**Input:**
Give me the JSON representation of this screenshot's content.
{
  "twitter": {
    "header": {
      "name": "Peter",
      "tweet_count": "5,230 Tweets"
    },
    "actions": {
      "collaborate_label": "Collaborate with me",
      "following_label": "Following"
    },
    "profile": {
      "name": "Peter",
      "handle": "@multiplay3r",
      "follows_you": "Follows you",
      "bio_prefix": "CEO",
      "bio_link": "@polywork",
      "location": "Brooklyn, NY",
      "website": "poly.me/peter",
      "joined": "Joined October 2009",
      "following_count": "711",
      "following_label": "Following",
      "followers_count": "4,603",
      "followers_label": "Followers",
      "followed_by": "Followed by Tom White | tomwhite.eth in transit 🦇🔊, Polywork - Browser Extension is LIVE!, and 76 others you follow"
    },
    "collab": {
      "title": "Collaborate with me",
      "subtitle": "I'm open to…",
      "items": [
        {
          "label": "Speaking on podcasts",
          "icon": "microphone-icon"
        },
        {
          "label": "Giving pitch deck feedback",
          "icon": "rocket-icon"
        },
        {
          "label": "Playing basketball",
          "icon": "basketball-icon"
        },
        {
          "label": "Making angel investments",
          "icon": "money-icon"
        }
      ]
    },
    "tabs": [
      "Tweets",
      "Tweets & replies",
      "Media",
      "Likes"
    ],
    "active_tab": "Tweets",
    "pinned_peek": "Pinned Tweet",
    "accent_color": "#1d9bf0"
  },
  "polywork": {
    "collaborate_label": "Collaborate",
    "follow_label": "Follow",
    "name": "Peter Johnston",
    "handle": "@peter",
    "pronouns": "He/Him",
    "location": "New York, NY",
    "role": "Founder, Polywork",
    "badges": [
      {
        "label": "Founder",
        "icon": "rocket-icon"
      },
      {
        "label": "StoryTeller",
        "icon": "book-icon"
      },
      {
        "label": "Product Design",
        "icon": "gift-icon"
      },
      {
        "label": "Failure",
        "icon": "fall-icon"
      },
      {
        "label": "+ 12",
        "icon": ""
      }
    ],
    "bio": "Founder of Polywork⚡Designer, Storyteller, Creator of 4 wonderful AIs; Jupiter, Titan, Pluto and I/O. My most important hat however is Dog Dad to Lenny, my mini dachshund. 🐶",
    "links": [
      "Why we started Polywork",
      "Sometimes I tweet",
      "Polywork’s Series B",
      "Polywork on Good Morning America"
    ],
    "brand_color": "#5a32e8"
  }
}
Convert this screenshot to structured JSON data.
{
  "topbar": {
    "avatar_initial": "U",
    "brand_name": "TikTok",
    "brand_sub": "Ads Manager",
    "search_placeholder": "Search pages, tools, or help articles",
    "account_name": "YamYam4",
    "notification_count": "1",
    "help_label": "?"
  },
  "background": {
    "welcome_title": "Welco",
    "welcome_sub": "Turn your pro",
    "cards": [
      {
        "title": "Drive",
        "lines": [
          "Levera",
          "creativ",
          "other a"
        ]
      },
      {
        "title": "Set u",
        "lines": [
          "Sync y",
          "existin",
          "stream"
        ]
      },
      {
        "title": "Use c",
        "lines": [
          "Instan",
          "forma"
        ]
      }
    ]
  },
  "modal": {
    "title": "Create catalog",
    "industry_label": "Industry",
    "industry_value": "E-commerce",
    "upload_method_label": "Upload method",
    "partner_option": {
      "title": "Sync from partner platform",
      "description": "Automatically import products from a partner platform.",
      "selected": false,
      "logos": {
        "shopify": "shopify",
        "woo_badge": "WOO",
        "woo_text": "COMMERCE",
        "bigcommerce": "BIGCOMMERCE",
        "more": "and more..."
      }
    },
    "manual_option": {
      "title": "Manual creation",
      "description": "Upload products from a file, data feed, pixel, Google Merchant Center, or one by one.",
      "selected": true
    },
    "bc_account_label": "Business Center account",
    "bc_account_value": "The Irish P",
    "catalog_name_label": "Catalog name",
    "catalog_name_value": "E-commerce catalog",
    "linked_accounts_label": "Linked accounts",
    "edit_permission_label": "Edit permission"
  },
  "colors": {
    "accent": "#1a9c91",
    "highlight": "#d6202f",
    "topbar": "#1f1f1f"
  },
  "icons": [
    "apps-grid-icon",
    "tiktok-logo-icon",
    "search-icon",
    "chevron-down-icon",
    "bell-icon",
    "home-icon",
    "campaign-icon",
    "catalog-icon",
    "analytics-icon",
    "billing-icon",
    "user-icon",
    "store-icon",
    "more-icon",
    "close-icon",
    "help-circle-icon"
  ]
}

**Task directions:** Which lines hold the string "description"? Copy all of them from the data above.

**Task answer:**
      "description": "Automatically import products from a partner platform.",
      "description": "Upload products from a file, data feed, pixel, Google Merchant Center, or one by one.",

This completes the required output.